[Excerpt from a dataset]
────────────────

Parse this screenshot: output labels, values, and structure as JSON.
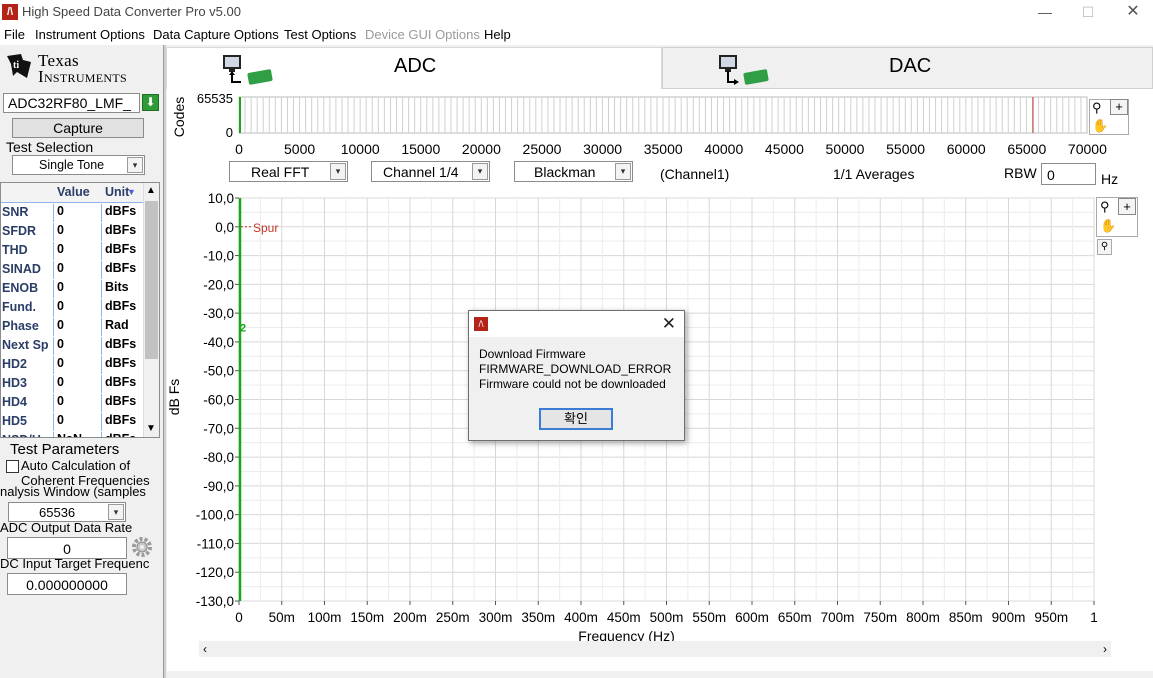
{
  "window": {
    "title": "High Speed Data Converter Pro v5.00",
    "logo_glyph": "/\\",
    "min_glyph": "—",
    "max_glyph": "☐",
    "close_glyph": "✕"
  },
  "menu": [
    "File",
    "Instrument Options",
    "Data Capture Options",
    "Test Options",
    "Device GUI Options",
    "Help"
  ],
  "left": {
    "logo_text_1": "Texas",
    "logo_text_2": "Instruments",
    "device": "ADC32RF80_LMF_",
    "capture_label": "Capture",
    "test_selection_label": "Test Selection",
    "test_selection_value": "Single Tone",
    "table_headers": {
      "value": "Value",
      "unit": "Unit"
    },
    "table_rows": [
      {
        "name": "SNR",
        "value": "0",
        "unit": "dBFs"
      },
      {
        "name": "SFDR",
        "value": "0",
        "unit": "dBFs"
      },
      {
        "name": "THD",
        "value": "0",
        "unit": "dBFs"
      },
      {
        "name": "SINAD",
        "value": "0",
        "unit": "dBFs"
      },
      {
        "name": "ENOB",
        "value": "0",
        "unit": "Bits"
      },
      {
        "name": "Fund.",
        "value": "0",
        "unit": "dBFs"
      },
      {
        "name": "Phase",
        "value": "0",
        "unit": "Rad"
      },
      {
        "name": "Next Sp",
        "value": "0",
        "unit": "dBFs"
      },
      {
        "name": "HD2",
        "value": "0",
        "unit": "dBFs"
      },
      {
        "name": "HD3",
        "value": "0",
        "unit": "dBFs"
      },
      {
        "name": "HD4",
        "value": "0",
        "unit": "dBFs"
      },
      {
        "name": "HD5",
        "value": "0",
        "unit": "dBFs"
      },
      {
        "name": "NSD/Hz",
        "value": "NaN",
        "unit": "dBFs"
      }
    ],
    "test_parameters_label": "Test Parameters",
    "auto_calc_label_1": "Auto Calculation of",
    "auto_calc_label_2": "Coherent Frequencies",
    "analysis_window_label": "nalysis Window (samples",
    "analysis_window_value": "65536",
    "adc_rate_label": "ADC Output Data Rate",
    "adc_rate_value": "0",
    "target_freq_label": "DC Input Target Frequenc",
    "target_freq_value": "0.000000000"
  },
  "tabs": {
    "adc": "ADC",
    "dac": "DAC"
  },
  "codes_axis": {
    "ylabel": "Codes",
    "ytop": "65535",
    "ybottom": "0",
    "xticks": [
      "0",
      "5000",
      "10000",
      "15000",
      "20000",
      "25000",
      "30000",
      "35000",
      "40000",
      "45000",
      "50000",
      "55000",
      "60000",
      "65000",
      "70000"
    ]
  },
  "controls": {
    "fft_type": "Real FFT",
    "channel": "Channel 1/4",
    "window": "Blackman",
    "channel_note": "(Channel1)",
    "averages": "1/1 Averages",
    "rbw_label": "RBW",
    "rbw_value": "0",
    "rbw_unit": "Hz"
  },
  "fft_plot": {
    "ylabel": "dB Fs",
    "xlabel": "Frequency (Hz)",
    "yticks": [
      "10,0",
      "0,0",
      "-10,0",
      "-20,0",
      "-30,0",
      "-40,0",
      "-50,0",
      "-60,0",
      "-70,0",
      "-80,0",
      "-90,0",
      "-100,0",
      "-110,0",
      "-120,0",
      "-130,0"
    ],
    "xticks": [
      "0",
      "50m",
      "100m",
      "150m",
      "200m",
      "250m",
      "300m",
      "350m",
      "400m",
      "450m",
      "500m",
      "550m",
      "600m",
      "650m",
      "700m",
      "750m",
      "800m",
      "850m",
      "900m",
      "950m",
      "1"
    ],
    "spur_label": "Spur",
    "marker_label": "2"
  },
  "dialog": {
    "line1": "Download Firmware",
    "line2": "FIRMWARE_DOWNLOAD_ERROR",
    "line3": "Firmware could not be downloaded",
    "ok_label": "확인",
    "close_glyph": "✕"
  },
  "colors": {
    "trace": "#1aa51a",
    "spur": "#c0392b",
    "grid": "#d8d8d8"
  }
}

────────────────

DIRECTIONS. Restate the records above in full, word for word. Keep pictures out.

CORRECT RESULT.
Parse this screenshot: output labels, values, and structure as JSON.
{
  "window": {
    "title": "High Speed Data Converter Pro v5.00",
    "logo_glyph": "/\\",
    "min_glyph": "—",
    "max_glyph": "☐",
    "close_glyph": "✕"
  },
  "menu": [
    "File",
    "Instrument Options",
    "Data Capture Options",
    "Test Options",
    "Device GUI Options",
    "Help"
  ],
  "left": {
    "logo_text_1": "Texas",
    "logo_text_2": "Instruments",
    "device": "ADC32RF80_LMF_",
    "capture_label": "Capture",
    "test_selection_label": "Test Selection",
    "test_selection_value": "Single Tone",
    "table_headers": {
      "value": "Value",
      "unit": "Unit"
    },
    "table_rows": [
      {
        "name": "SNR",
        "value": "0",
        "unit": "dBFs"
      },
      {
        "name": "SFDR",
        "value": "0",
        "unit": "dBFs"
      },
      {
        "name": "THD",
        "value": "0",
        "unit": "dBFs"
      },
      {
        "name": "SINAD",
        "value": "0",
        "unit": "dBFs"
      },
      {
        "name": "ENOB",
        "value": "0",
        "unit": "Bits"
      },
      {
        "name": "Fund.",
        "value": "0",
        "unit": "dBFs"
      },
      {
        "name": "Phase",
        "value": "0",
        "unit": "Rad"
      },
      {
        "name": "Next Sp",
        "value": "0",
        "unit": "dBFs"
      },
      {
        "name": "HD2",
        "value": "0",
        "unit": "dBFs"
      },
      {
        "name": "HD3",
        "value": "0",
        "unit": "dBFs"
      },
      {
        "name": "HD4",
        "value": "0",
        "unit": "dBFs"
      },
      {
        "name": "HD5",
        "value": "0",
        "unit": "dBFs"
      },
      {
        "name": "NSD/Hz",
        "value": "NaN",
        "unit": "dBFs"
      }
    ],
    "test_parameters_label": "Test Parameters",
    "auto_calc_label_1": "Auto Calculation of",
    "auto_calc_label_2": "Coherent Frequencies",
    "analysis_window_label": "nalysis Window (samples",
    "analysis_window_value": "65536",
    "adc_rate_label": "ADC Output Data Rate",
    "adc_rate_value": "0",
    "target_freq_label": "DC Input Target Frequenc",
    "target_freq_value": "0.000000000"
  },
  "tabs": {
    "adc": "ADC",
    "dac": "DAC"
  },
  "codes_axis": {
    "ylabel": "Codes",
    "ytop": "65535",
    "ybottom": "0",
    "xticks": [
      "0",
      "5000",
      "10000",
      "15000",
      "20000",
      "25000",
      "30000",
      "35000",
      "40000",
      "45000",
      "50000",
      "55000",
      "60000",
      "65000",
      "70000"
    ]
  },
  "controls": {
    "fft_type": "Real FFT",
    "channel": "Channel 1/4",
    "window": "Blackman",
    "channel_note": "(Channel1)",
    "averages": "1/1 Averages",
    "rbw_label": "RBW",
    "rbw_value": "0",
    "rbw_unit": "Hz"
  },
  "fft_plot": {
    "ylabel": "dB Fs",
    "xlabel": "Frequency (Hz)",
    "yticks": [
      "10,0",
      "0,0",
      "-10,0",
      "-20,0",
      "-30,0",
      "-40,0",
      "-50,0",
      "-60,0",
      "-70,0",
      "-80,0",
      "-90,0",
      "-100,0",
      "-110,0",
      "-120,0",
      "-130,0"
    ],
    "xticks": [
      "0",
      "50m",
      "100m",
      "150m",
      "200m",
      "250m",
      "300m",
      "350m",
      "400m",
      "450m",
      "500m",
      "550m",
      "600m",
      "650m",
      "700m",
      "750m",
      "800m",
      "850m",
      "900m",
      "950m",
      "1"
    ],
    "spur_label": "Spur",
    "marker_label": "2"
  },
  "dialog": {
    "line1": "Download Firmware",
    "line2": "FIRMWARE_DOWNLOAD_ERROR",
    "line3": "Firmware could not be downloaded",
    "ok_label": "확인",
    "close_glyph": "✕"
  },
  "colors": {
    "trace": "#1aa51a",
    "spur": "#c0392b",
    "grid": "#d8d8d8"
  }
}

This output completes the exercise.